Exercise instructions> In full and without alteration, repeat the material.

Data for this task>

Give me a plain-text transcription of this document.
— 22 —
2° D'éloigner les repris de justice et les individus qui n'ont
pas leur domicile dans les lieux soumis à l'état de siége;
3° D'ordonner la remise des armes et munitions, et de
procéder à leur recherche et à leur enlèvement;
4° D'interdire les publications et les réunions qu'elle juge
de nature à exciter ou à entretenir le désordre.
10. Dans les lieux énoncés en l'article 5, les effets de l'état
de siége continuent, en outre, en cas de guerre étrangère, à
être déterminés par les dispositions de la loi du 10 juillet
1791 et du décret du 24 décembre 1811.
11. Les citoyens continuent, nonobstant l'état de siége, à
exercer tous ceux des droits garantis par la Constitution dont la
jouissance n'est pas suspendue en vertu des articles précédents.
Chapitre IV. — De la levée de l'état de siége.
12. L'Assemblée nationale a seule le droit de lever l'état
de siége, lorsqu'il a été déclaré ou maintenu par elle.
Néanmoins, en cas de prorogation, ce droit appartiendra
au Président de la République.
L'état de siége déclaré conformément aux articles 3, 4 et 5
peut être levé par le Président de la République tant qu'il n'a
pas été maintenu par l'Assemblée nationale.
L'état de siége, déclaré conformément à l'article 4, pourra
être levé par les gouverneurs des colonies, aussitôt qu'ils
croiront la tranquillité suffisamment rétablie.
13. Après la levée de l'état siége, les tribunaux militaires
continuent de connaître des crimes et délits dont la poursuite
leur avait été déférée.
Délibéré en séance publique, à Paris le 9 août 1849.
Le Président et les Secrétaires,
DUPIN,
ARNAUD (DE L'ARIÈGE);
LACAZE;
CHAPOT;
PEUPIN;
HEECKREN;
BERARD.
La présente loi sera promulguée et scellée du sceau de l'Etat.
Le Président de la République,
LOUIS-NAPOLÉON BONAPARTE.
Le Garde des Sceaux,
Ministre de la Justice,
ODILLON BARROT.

Result for this exercise>
Give me a plain-text transcription of this document.
— 22 —
2° D'éloigner les repris de justice et les individus qui n'ont
pas leur domicile dans les lieux soumis à l'état de siége;
3° D'ordonner la remise des armes et munitions, et de
procéder à leur recherche et à leur enlèvement;
4° D'interdire les publications et les réunions qu'elle juge
de nature à exciter ou à entretenir le désordre.
10. Dans les lieux énoncés en l'article 5, les effets de l'état
de siége continuent, en outre, en cas de guerre étrangère, à
être déterminés par les dispositions de la loi du 10 juillet
1791 et du décret du 24 décembre 1811.
11. Les citoyens continuent, nonobstant l'état de siége, à
exercer tous ceux des droits garantis par la Constitution dont la
jouissance n'est pas suspendue en vertu des articles précédents.
Chapitre IV. — De la levée de l'état de siége.
12. L'Assemblée nationale a seule le droit de lever l'état
de siége, lorsqu'il a été déclaré ou maintenu par elle.
Néanmoins, en cas de prorogation, ce droit appartiendra
au Président de la République.
L'état de siége déclaré conformément aux articles 3, 4 et 5
peut être levé par le Président de la République tant qu'il n'a
pas été maintenu par l'Assemblée nationale.
L'état de siége, déclaré conformément à l'article 4, pourra
être levé par les gouverneurs des colonies, aussitôt qu'ils
croiront la tranquillité suffisamment rétablie.
13. Après la levée de l'état siége, les tribunaux militaires
continuent de connaître des crimes et délits dont la poursuite
leur avait été déférée.
Délibéré en séance publique, à Paris le 9 août 1849.
Le Président et les Secrétaires,
DUPIN,
ARNAUD (DE L'ARIÈGE);
LACAZE;
CHAPOT;
PEUPIN;
HEECKREN;
BERARD.
La présente loi sera promulguée et scellée du sceau de l'Etat.
Le Président de la République,
LOUIS-NAPOLÉON BONAPARTE.
Le Garde des Sceaux,
Ministre de la Justice,
ODILLON BARROT.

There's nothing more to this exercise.